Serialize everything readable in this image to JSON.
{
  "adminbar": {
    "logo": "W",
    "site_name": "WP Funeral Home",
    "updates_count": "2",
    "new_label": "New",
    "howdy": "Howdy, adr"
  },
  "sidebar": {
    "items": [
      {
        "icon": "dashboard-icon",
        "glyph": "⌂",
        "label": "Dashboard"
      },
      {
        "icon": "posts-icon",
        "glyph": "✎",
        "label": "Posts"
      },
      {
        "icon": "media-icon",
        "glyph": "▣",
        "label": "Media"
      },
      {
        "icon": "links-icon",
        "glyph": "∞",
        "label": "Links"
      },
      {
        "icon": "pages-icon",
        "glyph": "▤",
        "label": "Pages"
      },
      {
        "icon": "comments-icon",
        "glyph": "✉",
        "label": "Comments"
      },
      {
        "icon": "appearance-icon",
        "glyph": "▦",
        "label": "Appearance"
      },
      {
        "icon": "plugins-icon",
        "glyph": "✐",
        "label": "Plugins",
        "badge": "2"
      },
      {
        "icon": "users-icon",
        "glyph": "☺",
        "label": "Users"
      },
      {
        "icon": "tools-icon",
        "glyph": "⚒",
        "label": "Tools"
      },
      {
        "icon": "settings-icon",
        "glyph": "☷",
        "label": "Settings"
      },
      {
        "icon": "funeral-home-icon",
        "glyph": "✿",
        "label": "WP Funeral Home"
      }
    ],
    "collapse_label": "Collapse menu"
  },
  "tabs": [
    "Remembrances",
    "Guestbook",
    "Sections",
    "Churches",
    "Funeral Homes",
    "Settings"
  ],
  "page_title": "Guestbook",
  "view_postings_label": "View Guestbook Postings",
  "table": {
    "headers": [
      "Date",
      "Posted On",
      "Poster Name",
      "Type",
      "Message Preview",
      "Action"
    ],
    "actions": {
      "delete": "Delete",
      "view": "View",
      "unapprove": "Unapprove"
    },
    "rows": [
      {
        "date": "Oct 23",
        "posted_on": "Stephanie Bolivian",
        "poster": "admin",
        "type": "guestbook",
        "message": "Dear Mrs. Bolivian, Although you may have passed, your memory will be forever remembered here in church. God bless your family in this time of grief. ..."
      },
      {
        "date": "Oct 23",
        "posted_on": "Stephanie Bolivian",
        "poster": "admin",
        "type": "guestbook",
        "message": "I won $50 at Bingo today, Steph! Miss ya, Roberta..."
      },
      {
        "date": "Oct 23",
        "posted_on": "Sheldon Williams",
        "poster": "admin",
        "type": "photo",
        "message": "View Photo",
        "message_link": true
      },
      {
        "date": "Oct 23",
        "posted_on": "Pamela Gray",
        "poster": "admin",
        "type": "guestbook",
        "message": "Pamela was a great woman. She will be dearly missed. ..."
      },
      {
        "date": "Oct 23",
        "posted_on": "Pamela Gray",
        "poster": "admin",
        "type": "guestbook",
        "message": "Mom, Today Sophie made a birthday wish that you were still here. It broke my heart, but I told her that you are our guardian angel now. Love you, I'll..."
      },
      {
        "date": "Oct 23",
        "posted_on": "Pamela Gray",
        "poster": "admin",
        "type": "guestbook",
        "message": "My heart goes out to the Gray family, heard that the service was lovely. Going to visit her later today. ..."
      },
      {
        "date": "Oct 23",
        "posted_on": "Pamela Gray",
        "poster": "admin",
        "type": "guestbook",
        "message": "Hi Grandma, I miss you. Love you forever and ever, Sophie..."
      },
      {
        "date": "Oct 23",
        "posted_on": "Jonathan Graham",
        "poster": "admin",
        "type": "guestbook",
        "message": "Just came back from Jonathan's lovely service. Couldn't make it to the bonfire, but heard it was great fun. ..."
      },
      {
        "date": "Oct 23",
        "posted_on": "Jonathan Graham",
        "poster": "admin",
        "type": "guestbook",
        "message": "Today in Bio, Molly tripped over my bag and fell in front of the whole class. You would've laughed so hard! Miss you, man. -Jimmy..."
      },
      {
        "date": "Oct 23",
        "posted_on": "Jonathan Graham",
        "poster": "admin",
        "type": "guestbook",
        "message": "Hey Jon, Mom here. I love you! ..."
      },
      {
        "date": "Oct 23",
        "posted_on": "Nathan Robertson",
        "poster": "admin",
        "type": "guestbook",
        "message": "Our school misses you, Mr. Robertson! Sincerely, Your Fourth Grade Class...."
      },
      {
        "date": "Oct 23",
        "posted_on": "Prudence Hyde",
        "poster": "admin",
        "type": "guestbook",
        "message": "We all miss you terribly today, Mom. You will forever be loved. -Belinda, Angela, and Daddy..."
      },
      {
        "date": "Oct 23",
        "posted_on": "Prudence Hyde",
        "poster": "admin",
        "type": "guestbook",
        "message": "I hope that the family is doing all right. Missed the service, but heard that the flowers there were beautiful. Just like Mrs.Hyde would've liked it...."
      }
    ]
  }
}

## REQUEST
Quote every record above exactly.

## ANSWER IN FULL
Serialize everything readable in this image to JSON.
{
  "adminbar": {
    "logo": "W",
    "site_name": "WP Funeral Home",
    "updates_count": "2",
    "new_label": "New",
    "howdy": "Howdy, adr"
  },
  "sidebar": {
    "items": [
      {
        "icon": "dashboard-icon",
        "glyph": "⌂",
        "label": "Dashboard"
      },
      {
        "icon": "posts-icon",
        "glyph": "✎",
        "label": "Posts"
      },
      {
        "icon": "media-icon",
        "glyph": "▣",
        "label": "Media"
      },
      {
        "icon": "links-icon",
        "glyph": "∞",
        "label": "Links"
      },
      {
        "icon": "pages-icon",
        "glyph": "▤",
        "label": "Pages"
      },
      {
        "icon": "comments-icon",
        "glyph": "✉",
        "label": "Comments"
      },
      {
        "icon": "appearance-icon",
        "glyph": "▦",
        "label": "Appearance"
      },
      {
        "icon": "plugins-icon",
        "glyph": "✐",
        "label": "Plugins",
        "badge": "2"
      },
      {
        "icon": "users-icon",
        "glyph": "☺",
        "label": "Users"
      },
      {
        "icon": "tools-icon",
        "glyph": "⚒",
        "label": "Tools"
      },
      {
        "icon": "settings-icon",
        "glyph": "☷",
        "label": "Settings"
      },
      {
        "icon": "funeral-home-icon",
        "glyph": "✿",
        "label": "WP Funeral Home"
      }
    ],
    "collapse_label": "Collapse menu"
  },
  "tabs": [
    "Remembrances",
    "Guestbook",
    "Sections",
    "Churches",
    "Funeral Homes",
    "Settings"
  ],
  "page_title": "Guestbook",
  "view_postings_label": "View Guestbook Postings",
  "table": {
    "headers": [
      "Date",
      "Posted On",
      "Poster Name",
      "Type",
      "Message Preview",
      "Action"
    ],
    "actions": {
      "delete": "Delete",
      "view": "View",
      "unapprove": "Unapprove"
    },
    "rows": [
      {
        "date": "Oct 23",
        "posted_on": "Stephanie Bolivian",
        "poster": "admin",
        "type": "guestbook",
        "message": "Dear Mrs. Bolivian, Although you may have passed, your memory will be forever remembered here in church. God bless your family in this time of grief. ..."
      },
      {
        "date": "Oct 23",
        "posted_on": "Stephanie Bolivian",
        "poster": "admin",
        "type": "guestbook",
        "message": "I won $50 at Bingo today, Steph! Miss ya, Roberta..."
      },
      {
        "date": "Oct 23",
        "posted_on": "Sheldon Williams",
        "poster": "admin",
        "type": "photo",
        "message": "View Photo",
        "message_link": true
      },
      {
        "date": "Oct 23",
        "posted_on": "Pamela Gray",
        "poster": "admin",
        "type": "guestbook",
        "message": "Pamela was a great woman. She will be dearly missed. ..."
      },
      {
        "date": "Oct 23",
        "posted_on": "Pamela Gray",
        "poster": "admin",
        "type": "guestbook",
        "message": "Mom, Today Sophie made a birthday wish that you were still here. It broke my heart, but I told her that you are our guardian angel now. Love you, I'll..."
      },
      {
        "date": "Oct 23",
        "posted_on": "Pamela Gray",
        "poster": "admin",
        "type": "guestbook",
        "message": "My heart goes out to the Gray family, heard that the service was lovely. Going to visit her later today. ..."
      },
      {
        "date": "Oct 23",
        "posted_on": "Pamela Gray",
        "poster": "admin",
        "type": "guestbook",
        "message": "Hi Grandma, I miss you. Love you forever and ever, Sophie..."
      },
      {
        "date": "Oct 23",
        "posted_on": "Jonathan Graham",
        "poster": "admin",
        "type": "guestbook",
        "message": "Just came back from Jonathan's lovely service. Couldn't make it to the bonfire, but heard it was great fun. ..."
      },
      {
        "date": "Oct 23",
        "posted_on": "Jonathan Graham",
        "poster": "admin",
        "type": "guestbook",
        "message": "Today in Bio, Molly tripped over my bag and fell in front of the whole class. You would've laughed so hard! Miss you, man. -Jimmy..."
      },
      {
        "date": "Oct 23",
        "posted_on": "Jonathan Graham",
        "poster": "admin",
        "type": "guestbook",
        "message": "Hey Jon, Mom here. I love you! ..."
      },
      {
        "date": "Oct 23",
        "posted_on": "Nathan Robertson",
        "poster": "admin",
        "type": "guestbook",
        "message": "Our school misses you, Mr. Robertson! Sincerely, Your Fourth Grade Class...."
      },
      {
        "date": "Oct 23",
        "posted_on": "Prudence Hyde",
        "poster": "admin",
        "type": "guestbook",
        "message": "We all miss you terribly today, Mom. You will forever be loved. -Belinda, Angela, and Daddy..."
      },
      {
        "date": "Oct 23",
        "posted_on": "Prudence Hyde",
        "poster": "admin",
        "type": "guestbook",
        "message": "I hope that the family is doing all right. Missed the service, but heard that the flowers there were beautiful. Just like Mrs.Hyde would've liked it...."
      }
    ]
  }
}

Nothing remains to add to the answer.